提供された抜粋
##############################

ストリーミングサービスの興隆もあり映画の在り方への解釈に変容が見られる今、ドゥニ・ヴィルヌーヴ監督が新たに手がけた『DUNE/デューン 砂の惑星』は、映画館でしか味わうことの出来ない“映画の力”を再提示した作品だ。心を打つようなストーリー、作品に精魂を注いだ映画監督の気概、そして異世界への没入感。ひと足早く『DUNE/デューン』の興奮に触れた筆者は、この3つの構成要素が融合した“究極の映画体験”を文字通り身をもって体感したのである。

ビジュアライズすることが最も困難と言われるSF小説待望の再映画化であることや、ティモシー・シャラメをはじめハリウッドの豪華キャストが揃った本作を待ちわびるファンは多いだろう。本記事では、そのような方々のためにも世界最速のレビューをお届けしたい。当然のことながら、公式から出されているあらすじの範囲を超えないようにしながら、そのスゴさをお伝えしよう。

原作からそのまま飛び出した世界

本作を実現させる上で必要不可欠だったと感じるのはSF作家フランク・ハーバートによる原作小説だ。日本向けに行われた記者会見の場でドゥニ・ヴィルヌーヴ監督は、小説をもとに自ら脚色した脚本を「バイブル(聖書)」とまで呼び、撮影現場では宣教師さながら、キャスト&スタッフに対して『DUNE/デューン』の布教に努めたと明かしていたが、本編を観ると原作小説がどれだけ重要な要素であったかを実感させられる。

ここで原作小説を読まれたことのない方は「そんなの分かりようがない」と思われるかもしれない。しかし、“小説が重要な要素だった”というのは、言い換えれば“小説の世界がそのまま映像によって映し出された”ということでもある。専門用語が連続する活字が、輝き溢れる壮観なビジュアルへと大変身を遂げ、個性あふれるキャラクター一人ひとりは過去の映像作品とは全く異なる解釈で良い意味でエキセントリックに具現化されているのだ。もちろん小説を読むに越したことはないだろうが、それは他の作品にも言えること。原作に目を通していない方でもDUNE/デューン』の世界に身を任せ、壮大な世界観にどっぷりと浸れることは間違いない。

 DUNE/デューン 砂の惑星
©2020 Legendary and Warner Bros. Entertainment Inc. All Rights Reserved

小説『デューン/砂の惑星』は1965年、遡ること56年前に出版されたSFクラシック。名家の後継者として砂の惑星アラキスを治めていくことになる少年ポール・アトレイデスの成長譚は、ベトナム反戦運動に参加した若者たちが発祥とされるヒッピーカルチャー黎明期のアメリカに彗星のごとく現れた。第二次世界大戦後の40年代後半から冷戦真っただ中の60年代にかけて、異彩を放ち新たな価値観を提供した作家たちはビート・ジェネレーション、その価値観を実践した人々はビートニクと呼ばれたが、『デューン/砂の惑星』はまさにその時代の最後にオルタナティブな世界を差し出したのだ。

##############################

提供データ

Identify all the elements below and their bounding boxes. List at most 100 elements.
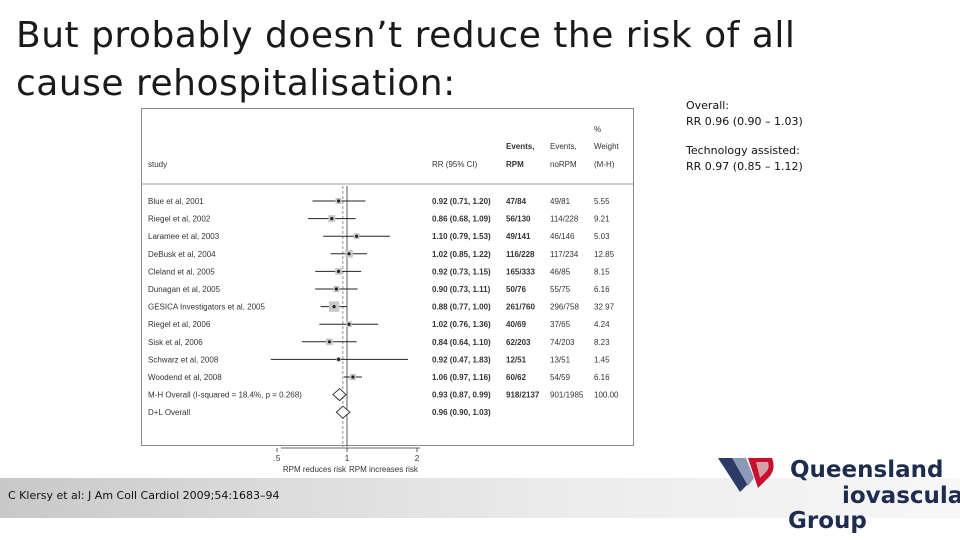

##############################

出題
- A) 『DUNE/デューン』のレビューによると、原作小説『デューン/砂の惑星』は何年に出版されたか。
- B) 『DUNE/デューン』のレビューの続きを、最後の文の後から書き継いでください。
一覧はここでは使わない。

解答
- A) 1965年に出版された。

- B)
そして、現代。いよいよ公開となるヴィルヌーヴ監督の『DUNE/デューン』は、60年代の若者がハーバートの小説と未知との遭遇を果たしたように、2021年に生きる我々を新世界にトリップさせてくれる。緑に溢れた世界から一転、砂に覆われた惑星の統治を宇宙皇帝から命じられたアトレイデス家。神話的存在である巨大生物サンドワームとそれを崇めるミステリアスな先住民たち。宇宙を支配するために容赦なく裏切る悪党一族。こうした世界は、環境破壊や企業の搾取、先住民問題といった社会問題を抱えた現代へのアナロジーとして通じるところも多分にある。

『DUNE/デューン 砂の惑星』
©2020 Legendary and Warner Bros. Entertainment Inc. All Rights Reserved

ドゥニ・ヴィルヌーヴの気概をみよ

本作は、ヴィルヌーヴ監督無しには成立しなかった作品でもある。少年時代、ハーバートの小説に出会ったヴィルヌーヴ監督は、ポールに課せられた運命に強く心を揺さぶられ、共感を抱いた。その時の小説体験を映像に昇華すべく、ヴィルヌーヴ監督は2010年の『灼熱の魂』ぶりに自らペンを執ったのである。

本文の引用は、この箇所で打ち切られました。